[START OF Dataset content]

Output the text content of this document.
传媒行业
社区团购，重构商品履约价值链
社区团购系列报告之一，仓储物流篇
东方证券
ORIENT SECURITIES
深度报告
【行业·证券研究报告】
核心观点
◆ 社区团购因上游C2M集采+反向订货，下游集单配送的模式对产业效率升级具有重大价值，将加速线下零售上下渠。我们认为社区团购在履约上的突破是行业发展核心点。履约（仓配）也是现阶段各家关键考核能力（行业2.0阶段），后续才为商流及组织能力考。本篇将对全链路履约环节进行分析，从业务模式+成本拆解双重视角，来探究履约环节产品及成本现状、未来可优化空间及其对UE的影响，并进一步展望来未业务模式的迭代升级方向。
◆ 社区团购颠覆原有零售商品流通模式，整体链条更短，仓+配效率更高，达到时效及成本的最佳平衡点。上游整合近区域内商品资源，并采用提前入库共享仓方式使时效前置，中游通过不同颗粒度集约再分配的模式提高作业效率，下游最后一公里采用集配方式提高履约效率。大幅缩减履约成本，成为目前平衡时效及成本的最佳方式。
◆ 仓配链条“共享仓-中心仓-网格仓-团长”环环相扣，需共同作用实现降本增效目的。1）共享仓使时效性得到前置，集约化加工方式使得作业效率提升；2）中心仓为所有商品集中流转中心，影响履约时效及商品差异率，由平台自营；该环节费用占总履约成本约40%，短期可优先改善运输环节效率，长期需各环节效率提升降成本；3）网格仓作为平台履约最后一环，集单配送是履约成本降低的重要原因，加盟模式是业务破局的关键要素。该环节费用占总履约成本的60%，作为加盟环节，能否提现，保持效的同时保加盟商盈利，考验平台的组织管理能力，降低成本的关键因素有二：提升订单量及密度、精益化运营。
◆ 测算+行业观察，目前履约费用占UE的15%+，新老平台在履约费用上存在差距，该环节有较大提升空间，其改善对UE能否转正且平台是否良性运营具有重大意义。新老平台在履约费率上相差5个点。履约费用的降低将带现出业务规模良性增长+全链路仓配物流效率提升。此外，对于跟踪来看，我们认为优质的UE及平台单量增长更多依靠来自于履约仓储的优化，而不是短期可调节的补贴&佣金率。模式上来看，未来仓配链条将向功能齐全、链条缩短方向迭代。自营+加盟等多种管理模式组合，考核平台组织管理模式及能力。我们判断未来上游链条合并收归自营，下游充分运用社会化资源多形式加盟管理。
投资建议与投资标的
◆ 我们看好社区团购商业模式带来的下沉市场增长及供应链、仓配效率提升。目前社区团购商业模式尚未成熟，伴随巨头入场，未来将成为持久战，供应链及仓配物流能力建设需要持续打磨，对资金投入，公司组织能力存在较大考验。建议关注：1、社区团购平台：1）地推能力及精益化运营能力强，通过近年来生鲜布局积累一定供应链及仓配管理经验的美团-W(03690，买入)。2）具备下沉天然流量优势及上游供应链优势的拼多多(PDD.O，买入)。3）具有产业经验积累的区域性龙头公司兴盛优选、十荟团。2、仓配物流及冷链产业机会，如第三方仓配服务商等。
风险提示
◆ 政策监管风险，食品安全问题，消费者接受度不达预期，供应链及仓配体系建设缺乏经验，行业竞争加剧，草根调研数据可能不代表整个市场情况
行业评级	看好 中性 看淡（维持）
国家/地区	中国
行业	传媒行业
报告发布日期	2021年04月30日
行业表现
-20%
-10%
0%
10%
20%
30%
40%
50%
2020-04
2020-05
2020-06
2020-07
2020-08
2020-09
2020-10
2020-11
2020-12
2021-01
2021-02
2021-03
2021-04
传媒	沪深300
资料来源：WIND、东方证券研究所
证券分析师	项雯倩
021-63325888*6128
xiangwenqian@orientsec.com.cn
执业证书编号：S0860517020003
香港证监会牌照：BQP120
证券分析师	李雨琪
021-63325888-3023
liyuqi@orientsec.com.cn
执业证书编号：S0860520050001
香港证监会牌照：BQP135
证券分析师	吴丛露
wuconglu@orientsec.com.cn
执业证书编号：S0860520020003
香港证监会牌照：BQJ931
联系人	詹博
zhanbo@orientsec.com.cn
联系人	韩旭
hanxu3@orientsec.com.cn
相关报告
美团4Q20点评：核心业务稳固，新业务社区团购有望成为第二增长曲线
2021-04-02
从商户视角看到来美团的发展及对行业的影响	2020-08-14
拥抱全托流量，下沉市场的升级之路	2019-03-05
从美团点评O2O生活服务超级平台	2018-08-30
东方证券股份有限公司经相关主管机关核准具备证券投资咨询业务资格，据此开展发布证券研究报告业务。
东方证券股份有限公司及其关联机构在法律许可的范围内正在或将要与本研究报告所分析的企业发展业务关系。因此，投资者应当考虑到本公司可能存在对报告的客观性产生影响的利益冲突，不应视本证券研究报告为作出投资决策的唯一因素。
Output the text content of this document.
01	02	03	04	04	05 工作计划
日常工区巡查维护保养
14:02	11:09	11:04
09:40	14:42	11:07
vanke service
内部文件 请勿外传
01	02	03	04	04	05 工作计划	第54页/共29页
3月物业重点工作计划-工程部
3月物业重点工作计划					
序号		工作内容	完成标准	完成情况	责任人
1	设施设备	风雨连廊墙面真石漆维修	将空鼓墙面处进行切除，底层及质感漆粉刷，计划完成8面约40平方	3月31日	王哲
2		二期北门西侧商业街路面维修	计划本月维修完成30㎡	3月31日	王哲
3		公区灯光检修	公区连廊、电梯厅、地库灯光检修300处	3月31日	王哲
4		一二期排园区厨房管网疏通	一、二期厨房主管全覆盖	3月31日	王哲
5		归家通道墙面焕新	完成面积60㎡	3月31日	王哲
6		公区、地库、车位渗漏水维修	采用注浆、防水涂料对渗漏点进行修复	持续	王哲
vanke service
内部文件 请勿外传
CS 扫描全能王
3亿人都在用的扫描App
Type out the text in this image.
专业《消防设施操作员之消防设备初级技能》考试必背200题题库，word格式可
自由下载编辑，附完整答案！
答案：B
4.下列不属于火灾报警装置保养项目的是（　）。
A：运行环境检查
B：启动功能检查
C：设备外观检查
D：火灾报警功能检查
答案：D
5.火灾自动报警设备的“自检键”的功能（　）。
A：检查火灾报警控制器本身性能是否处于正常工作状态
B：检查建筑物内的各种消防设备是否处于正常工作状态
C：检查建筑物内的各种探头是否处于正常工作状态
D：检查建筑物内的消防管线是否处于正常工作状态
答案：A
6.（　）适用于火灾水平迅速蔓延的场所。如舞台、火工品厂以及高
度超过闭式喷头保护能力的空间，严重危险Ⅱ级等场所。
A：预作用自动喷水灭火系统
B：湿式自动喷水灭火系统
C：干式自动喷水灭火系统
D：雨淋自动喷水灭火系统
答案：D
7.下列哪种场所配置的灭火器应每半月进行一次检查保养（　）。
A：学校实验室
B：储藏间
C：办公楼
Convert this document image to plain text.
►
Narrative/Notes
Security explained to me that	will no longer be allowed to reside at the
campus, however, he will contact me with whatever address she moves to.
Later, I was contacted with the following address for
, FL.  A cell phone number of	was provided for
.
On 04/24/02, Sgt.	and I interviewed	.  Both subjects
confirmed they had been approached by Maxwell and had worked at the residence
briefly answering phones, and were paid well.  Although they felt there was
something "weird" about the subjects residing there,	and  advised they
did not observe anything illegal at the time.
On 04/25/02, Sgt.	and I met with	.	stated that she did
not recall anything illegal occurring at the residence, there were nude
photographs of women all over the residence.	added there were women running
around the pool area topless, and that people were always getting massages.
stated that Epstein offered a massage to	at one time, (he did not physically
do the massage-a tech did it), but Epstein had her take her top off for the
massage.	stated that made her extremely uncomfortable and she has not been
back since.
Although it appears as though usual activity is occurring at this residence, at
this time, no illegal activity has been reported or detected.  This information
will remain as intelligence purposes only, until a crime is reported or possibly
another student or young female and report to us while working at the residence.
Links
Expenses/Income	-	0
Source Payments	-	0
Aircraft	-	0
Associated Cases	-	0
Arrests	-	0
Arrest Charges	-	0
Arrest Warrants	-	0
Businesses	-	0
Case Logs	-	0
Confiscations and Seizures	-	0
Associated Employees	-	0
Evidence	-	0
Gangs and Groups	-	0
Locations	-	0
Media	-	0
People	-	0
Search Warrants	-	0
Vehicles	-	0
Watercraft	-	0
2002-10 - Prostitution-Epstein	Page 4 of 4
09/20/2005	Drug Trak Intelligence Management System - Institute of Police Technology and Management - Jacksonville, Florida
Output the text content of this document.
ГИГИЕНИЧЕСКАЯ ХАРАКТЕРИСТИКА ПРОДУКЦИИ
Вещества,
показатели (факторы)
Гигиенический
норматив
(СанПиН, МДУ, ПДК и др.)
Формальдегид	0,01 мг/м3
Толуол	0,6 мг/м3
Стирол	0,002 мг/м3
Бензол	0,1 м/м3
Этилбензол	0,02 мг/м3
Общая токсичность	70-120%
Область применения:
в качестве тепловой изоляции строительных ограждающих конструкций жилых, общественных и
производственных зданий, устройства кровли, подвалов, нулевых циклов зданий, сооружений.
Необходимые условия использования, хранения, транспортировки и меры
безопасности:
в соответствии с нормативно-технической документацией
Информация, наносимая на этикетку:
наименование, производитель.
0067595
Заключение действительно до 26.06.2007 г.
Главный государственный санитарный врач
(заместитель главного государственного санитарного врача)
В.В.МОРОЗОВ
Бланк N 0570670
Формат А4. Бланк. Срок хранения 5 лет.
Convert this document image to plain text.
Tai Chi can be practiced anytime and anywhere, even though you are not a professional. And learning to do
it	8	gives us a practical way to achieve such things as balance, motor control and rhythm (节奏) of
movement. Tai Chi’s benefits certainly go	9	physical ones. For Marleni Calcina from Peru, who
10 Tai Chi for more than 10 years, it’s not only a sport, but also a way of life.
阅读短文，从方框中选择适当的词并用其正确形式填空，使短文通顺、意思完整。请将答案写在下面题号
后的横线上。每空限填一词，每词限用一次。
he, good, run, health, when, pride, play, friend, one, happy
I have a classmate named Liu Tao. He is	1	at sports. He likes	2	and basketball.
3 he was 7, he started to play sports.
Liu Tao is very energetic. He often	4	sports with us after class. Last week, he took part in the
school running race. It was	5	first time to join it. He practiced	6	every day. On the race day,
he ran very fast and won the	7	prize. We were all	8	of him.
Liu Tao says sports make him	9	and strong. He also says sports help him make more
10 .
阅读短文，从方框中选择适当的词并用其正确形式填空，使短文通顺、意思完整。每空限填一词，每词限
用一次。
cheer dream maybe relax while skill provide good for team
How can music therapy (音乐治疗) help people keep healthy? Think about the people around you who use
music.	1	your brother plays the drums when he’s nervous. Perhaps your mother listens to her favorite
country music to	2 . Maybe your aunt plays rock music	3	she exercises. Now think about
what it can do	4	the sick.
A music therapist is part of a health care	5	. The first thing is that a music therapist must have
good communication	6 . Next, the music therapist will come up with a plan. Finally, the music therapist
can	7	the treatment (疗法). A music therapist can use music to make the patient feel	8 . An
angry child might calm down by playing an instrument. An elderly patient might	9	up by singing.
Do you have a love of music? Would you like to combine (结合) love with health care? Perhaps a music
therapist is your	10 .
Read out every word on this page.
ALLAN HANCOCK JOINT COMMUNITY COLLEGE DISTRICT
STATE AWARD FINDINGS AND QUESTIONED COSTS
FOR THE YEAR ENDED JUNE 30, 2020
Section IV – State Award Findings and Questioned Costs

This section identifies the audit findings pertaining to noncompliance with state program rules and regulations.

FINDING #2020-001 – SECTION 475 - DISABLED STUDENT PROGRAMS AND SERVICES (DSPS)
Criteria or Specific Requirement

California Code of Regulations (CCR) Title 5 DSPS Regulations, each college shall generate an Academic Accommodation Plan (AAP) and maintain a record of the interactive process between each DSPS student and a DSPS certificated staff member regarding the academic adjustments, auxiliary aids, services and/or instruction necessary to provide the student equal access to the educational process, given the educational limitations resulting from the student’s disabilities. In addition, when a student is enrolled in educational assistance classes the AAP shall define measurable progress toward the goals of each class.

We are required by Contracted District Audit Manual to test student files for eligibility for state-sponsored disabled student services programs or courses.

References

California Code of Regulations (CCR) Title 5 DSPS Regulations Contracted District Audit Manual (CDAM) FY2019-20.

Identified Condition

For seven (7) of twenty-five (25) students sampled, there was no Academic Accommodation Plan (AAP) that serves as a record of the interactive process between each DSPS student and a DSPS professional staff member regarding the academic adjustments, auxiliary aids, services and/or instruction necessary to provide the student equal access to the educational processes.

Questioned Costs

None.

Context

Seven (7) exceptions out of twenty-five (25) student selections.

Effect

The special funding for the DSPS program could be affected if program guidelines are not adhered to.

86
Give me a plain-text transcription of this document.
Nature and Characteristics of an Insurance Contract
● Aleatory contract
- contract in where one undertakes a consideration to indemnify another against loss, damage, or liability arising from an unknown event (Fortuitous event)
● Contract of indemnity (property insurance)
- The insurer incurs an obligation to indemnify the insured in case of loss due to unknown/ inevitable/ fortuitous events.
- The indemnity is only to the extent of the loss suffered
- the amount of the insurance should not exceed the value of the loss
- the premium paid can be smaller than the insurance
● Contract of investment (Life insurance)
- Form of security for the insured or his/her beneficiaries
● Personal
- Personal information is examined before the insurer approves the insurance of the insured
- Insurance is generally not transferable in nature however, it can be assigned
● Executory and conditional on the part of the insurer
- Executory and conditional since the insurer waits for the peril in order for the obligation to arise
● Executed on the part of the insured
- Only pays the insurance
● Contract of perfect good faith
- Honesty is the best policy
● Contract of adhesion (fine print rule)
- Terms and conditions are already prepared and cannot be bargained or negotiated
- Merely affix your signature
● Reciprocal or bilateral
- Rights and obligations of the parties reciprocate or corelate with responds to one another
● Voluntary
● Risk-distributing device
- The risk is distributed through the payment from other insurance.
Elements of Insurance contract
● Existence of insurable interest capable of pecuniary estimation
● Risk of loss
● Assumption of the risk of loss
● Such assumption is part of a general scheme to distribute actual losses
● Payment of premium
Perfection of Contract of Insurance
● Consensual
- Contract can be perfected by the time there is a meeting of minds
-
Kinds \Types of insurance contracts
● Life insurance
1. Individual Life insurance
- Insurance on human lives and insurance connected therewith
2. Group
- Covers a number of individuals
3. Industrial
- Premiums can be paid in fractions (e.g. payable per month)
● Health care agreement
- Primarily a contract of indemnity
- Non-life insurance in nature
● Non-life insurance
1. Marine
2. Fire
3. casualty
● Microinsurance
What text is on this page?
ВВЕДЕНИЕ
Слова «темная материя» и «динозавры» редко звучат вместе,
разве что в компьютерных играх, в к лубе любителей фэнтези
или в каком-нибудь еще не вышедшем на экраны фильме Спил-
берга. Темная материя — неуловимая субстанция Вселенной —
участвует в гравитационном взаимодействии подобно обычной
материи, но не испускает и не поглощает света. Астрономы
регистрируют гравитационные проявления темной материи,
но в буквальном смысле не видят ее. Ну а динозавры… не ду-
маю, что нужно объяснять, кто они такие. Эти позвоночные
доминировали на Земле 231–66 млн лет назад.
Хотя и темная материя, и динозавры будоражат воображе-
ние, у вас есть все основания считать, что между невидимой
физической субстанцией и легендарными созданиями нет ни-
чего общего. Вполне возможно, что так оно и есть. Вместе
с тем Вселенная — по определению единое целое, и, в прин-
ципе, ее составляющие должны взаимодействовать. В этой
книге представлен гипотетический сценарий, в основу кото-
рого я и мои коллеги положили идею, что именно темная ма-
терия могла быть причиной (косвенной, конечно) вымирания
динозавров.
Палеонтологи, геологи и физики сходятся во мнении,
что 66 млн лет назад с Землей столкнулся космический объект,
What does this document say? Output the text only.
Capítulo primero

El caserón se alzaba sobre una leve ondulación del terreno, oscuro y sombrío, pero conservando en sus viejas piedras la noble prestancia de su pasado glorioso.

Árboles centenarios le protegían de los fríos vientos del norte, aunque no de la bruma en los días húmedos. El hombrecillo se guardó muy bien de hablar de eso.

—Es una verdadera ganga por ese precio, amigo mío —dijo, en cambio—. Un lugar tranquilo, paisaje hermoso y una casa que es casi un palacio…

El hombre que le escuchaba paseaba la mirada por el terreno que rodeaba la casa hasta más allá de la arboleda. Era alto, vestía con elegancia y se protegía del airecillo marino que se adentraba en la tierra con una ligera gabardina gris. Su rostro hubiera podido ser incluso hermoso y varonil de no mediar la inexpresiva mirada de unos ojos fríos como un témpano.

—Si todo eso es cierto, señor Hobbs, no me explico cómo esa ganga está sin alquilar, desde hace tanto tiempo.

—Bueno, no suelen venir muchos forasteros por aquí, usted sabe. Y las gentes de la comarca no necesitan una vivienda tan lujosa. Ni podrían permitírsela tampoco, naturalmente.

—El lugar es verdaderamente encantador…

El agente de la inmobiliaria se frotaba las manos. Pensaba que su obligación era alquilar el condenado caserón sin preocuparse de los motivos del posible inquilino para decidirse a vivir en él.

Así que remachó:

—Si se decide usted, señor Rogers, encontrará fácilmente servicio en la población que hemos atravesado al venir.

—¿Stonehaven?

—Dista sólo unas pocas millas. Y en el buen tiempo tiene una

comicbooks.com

[END OF Dataset content]

## Problem to solve
Report all lines of the data above that include the string "make".

## Solved problem
Liu Tao says sports make him	9	and strong. He also says sports help him make more
can	7	the treatment (疗法). A music therapist can use music to make the patient feel	8 . An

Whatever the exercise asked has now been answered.